→ WHAT THE TASK REQUIRES
Extract every line from the entries below and copy each one character for character.

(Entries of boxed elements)
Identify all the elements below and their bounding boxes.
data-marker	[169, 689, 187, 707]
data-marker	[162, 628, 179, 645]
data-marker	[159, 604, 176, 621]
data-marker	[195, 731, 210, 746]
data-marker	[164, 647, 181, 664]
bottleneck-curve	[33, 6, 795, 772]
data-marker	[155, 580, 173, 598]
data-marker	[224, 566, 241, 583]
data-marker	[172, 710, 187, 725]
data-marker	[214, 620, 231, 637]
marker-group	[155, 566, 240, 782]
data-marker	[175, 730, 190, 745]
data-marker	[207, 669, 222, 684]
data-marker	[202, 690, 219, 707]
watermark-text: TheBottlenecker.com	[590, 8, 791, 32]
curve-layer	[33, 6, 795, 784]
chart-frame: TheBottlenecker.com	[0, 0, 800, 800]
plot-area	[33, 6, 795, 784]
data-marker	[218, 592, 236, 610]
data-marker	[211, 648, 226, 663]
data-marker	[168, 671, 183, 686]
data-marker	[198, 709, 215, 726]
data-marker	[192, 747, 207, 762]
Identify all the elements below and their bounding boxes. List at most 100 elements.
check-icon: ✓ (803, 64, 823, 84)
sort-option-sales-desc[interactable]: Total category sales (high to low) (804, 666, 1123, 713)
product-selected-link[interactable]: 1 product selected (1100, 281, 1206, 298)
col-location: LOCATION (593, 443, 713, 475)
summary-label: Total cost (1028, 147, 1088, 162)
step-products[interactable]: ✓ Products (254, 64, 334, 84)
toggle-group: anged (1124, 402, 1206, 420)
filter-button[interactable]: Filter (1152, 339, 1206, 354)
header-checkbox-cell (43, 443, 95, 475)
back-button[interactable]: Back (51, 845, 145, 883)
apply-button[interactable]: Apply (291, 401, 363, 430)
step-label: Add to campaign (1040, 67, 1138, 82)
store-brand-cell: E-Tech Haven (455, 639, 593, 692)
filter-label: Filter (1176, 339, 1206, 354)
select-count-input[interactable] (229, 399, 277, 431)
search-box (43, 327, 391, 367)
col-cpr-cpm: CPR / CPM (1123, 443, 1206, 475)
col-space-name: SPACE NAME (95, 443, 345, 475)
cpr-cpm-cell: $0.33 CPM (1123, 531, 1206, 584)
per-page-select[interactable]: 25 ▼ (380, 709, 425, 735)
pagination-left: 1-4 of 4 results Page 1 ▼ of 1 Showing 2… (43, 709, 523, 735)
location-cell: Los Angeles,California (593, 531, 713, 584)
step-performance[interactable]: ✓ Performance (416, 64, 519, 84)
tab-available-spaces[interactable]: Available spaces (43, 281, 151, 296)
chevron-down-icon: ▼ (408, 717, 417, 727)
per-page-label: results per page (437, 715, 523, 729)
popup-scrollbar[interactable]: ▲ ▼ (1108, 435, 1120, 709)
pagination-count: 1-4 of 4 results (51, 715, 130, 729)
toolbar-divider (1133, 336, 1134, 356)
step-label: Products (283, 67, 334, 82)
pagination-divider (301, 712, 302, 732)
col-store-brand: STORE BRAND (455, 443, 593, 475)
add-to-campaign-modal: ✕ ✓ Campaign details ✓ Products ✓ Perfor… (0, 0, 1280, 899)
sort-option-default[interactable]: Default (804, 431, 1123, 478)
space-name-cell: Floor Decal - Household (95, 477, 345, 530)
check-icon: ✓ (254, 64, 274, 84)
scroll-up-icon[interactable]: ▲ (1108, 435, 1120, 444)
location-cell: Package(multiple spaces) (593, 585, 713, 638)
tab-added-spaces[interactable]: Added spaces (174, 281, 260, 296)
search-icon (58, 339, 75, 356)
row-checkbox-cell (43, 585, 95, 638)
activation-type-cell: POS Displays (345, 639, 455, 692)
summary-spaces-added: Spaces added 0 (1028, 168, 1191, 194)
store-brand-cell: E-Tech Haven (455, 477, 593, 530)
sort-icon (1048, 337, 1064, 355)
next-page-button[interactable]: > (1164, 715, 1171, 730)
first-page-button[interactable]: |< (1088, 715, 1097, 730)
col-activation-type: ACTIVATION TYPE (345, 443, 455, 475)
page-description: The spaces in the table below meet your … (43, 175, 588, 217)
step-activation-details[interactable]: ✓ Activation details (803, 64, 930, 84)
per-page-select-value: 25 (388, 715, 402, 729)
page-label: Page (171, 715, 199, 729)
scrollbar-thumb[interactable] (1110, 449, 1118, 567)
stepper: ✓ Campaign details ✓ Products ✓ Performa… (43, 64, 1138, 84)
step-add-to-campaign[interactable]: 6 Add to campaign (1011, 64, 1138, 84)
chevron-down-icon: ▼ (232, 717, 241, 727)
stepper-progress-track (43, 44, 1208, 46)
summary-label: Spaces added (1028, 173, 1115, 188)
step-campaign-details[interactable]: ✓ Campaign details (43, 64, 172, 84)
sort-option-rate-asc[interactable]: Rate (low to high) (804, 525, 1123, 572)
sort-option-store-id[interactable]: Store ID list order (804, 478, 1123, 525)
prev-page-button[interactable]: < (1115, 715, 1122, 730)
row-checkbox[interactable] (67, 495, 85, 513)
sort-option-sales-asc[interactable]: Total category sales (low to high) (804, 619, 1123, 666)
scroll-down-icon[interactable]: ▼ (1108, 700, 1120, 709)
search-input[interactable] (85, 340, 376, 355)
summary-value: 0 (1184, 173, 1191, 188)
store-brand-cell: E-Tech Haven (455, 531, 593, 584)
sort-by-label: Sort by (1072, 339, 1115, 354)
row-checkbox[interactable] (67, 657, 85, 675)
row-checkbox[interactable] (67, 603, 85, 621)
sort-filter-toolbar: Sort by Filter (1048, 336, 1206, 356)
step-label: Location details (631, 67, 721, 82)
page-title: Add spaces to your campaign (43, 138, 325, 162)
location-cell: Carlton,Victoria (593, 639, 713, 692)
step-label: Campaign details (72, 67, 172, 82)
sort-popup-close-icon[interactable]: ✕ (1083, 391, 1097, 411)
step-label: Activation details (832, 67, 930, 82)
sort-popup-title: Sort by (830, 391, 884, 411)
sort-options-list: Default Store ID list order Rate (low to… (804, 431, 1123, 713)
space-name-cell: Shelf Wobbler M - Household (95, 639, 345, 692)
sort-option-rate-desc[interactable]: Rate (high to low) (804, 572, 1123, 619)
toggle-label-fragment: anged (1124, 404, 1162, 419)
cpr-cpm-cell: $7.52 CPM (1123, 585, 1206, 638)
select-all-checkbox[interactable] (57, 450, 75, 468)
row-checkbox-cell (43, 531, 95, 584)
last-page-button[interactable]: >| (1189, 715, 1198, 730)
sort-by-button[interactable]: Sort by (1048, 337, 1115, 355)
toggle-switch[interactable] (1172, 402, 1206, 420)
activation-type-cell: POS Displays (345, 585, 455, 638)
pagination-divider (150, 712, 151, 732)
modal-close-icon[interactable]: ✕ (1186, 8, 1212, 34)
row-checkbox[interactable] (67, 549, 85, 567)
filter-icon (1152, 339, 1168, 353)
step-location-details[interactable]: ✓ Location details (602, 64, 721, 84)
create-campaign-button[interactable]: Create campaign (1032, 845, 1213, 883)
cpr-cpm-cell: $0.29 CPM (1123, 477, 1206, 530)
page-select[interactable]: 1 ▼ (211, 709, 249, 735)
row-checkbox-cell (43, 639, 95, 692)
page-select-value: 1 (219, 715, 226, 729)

→ REPLY
Identify all the elements below and their bounding boxes.
data-marker	[169, 689, 187, 707]
data-marker	[162, 628, 179, 645]
data-marker	[159, 604, 176, 621]
data-marker	[195, 731, 210, 746]
data-marker	[164, 647, 181, 664]
bottleneck-curve	[33, 6, 795, 772]
data-marker	[155, 580, 173, 598]
data-marker	[224, 566, 241, 583]
data-marker	[172, 710, 187, 725]
data-marker	[214, 620, 231, 637]
marker-group	[155, 566, 240, 782]
data-marker	[175, 730, 190, 745]
data-marker	[207, 669, 222, 684]
data-marker	[202, 690, 219, 707]
watermark-text: TheBottlenecker.com	[590, 8, 791, 32]
curve-layer	[33, 6, 795, 784]
chart-frame: TheBottlenecker.com	[0, 0, 800, 800]
plot-area	[33, 6, 795, 784]
data-marker	[218, 592, 236, 610]
data-marker	[211, 648, 226, 663]
data-marker	[168, 671, 183, 686]
data-marker	[198, 709, 215, 726]
data-marker	[192, 747, 207, 762]
Identify all the elements below and their bounding boxes. List at most 100 elements.
check-icon: ✓ (803, 64, 823, 84)
sort-option-sales-desc[interactable]: Total category sales (high to low) (804, 666, 1123, 713)
product-selected-link[interactable]: 1 product selected (1100, 281, 1206, 298)
col-location: LOCATION (593, 443, 713, 475)
summary-label: Total cost (1028, 147, 1088, 162)
step-products[interactable]: ✓ Products (254, 64, 334, 84)
toggle-group: anged (1124, 402, 1206, 420)
filter-button[interactable]: Filter (1152, 339, 1206, 354)
header-checkbox-cell (43, 443, 95, 475)
back-button[interactable]: Back (51, 845, 145, 883)
apply-button[interactable]: Apply (291, 401, 363, 430)
step-label: Add to campaign (1040, 67, 1138, 82)
store-brand-cell: E-Tech Haven (455, 639, 593, 692)
filter-label: Filter (1176, 339, 1206, 354)
select-count-input[interactable] (229, 399, 277, 431)
search-box (43, 327, 391, 367)
col-cpr-cpm: CPR / CPM (1123, 443, 1206, 475)
col-space-name: SPACE NAME (95, 443, 345, 475)
cpr-cpm-cell: $0.33 CPM (1123, 531, 1206, 584)
per-page-select[interactable]: 25 ▼ (380, 709, 425, 735)
pagination-left: 1-4 of 4 results Page 1 ▼ of 1 Showing 2… (43, 709, 523, 735)
location-cell: Los Angeles,California (593, 531, 713, 584)
step-performance[interactable]: ✓ Performance (416, 64, 519, 84)
tab-available-spaces[interactable]: Available spaces (43, 281, 151, 296)
chevron-down-icon: ▼ (408, 717, 417, 727)
per-page-label: results per page (437, 715, 523, 729)
popup-scrollbar[interactable]: ▲ ▼ (1108, 435, 1120, 709)
pagination-count: 1-4 of 4 results (51, 715, 130, 729)
toolbar-divider (1133, 336, 1134, 356)
step-label: Products (283, 67, 334, 82)
pagination-divider (301, 712, 302, 732)
col-store-brand: STORE BRAND (455, 443, 593, 475)
add-to-campaign-modal: ✕ ✓ Campaign details ✓ Products ✓ Perfor… (0, 0, 1280, 899)
sort-option-default[interactable]: Default (804, 431, 1123, 478)
space-name-cell: Floor Decal - Household (95, 477, 345, 530)
check-icon: ✓ (254, 64, 274, 84)
scroll-up-icon[interactable]: ▲ (1108, 435, 1120, 444)
location-cell: Package(multiple spaces) (593, 585, 713, 638)
tab-added-spaces[interactable]: Added spaces (174, 281, 260, 296)
search-icon (58, 339, 75, 356)
row-checkbox-cell (43, 585, 95, 638)
activation-type-cell: POS Displays (345, 639, 455, 692)
summary-spaces-added: Spaces added 0 (1028, 168, 1191, 194)
store-brand-cell: E-Tech Haven (455, 477, 593, 530)
sort-icon (1048, 337, 1064, 355)
next-page-button[interactable]: > (1164, 715, 1171, 730)
first-page-button[interactable]: |< (1088, 715, 1097, 730)
col-activation-type: ACTIVATION TYPE (345, 443, 455, 475)
page-description: The spaces in the table below meet your … (43, 175, 588, 217)
step-activation-details[interactable]: ✓ Activation details (803, 64, 930, 84)
per-page-select-value: 25 (388, 715, 402, 729)
page-label: Page (171, 715, 199, 729)
scrollbar-thumb[interactable] (1110, 449, 1118, 567)
stepper: ✓ Campaign details ✓ Products ✓ Performa… (43, 64, 1138, 84)
step-add-to-campaign[interactable]: 6 Add to campaign (1011, 64, 1138, 84)
chevron-down-icon: ▼ (232, 717, 241, 727)
stepper-progress-track (43, 44, 1208, 46)
summary-label: Spaces added (1028, 173, 1115, 188)
step-campaign-details[interactable]: ✓ Campaign details (43, 64, 172, 84)
sort-option-rate-asc[interactable]: Rate (low to high) (804, 525, 1123, 572)
sort-option-store-id[interactable]: Store ID list order (804, 478, 1123, 525)
prev-page-button[interactable]: < (1115, 715, 1122, 730)
row-checkbox[interactable] (67, 495, 85, 513)
sort-option-sales-asc[interactable]: Total category sales (low to high) (804, 619, 1123, 666)
scroll-down-icon[interactable]: ▼ (1108, 700, 1120, 709)
search-input[interactable] (85, 340, 376, 355)
summary-value: 0 (1184, 173, 1191, 188)
store-brand-cell: E-Tech Haven (455, 531, 593, 584)
sort-by-label: Sort by (1072, 339, 1115, 354)
row-checkbox[interactable] (67, 657, 85, 675)
row-checkbox[interactable] (67, 603, 85, 621)
sort-filter-toolbar: Sort by Filter (1048, 336, 1206, 356)
step-label: Location details (631, 67, 721, 82)
page-title: Add spaces to your campaign (43, 138, 325, 162)
location-cell: Carlton,Victoria (593, 639, 713, 692)
step-label: Campaign details (72, 67, 172, 82)
sort-popup-close-icon[interactable]: ✕ (1083, 391, 1097, 411)
step-label: Activation details (832, 67, 930, 82)
sort-popup-title: Sort by (830, 391, 884, 411)
sort-options-list: Default Store ID list order Rate (low to… (804, 431, 1123, 713)
space-name-cell: Shelf Wobbler M - Household (95, 639, 345, 692)
sort-option-rate-desc[interactable]: Rate (high to low) (804, 572, 1123, 619)
toggle-label-fragment: anged (1124, 404, 1162, 419)
cpr-cpm-cell: $7.52 CPM (1123, 585, 1206, 638)
select-all-checkbox[interactable] (57, 450, 75, 468)
row-checkbox-cell (43, 531, 95, 584)
last-page-button[interactable]: >| (1189, 715, 1198, 730)
sort-by-button[interactable]: Sort by (1048, 337, 1115, 355)
toggle-switch[interactable] (1172, 402, 1206, 420)
activation-type-cell: POS Displays (345, 585, 455, 638)
pagination-divider (150, 712, 151, 732)
modal-close-icon[interactable]: ✕ (1186, 8, 1212, 34)
row-checkbox[interactable] (67, 549, 85, 567)
filter-icon (1152, 339, 1168, 353)
step-location-details[interactable]: ✓ Location details (602, 64, 721, 84)
create-campaign-button[interactable]: Create campaign (1032, 845, 1213, 883)
cpr-cpm-cell: $0.29 CPM (1123, 477, 1206, 530)
page-select[interactable]: 1 ▼ (211, 709, 249, 735)
row-checkbox-cell (43, 639, 95, 692)
page-select-value: 1 (219, 715, 226, 729)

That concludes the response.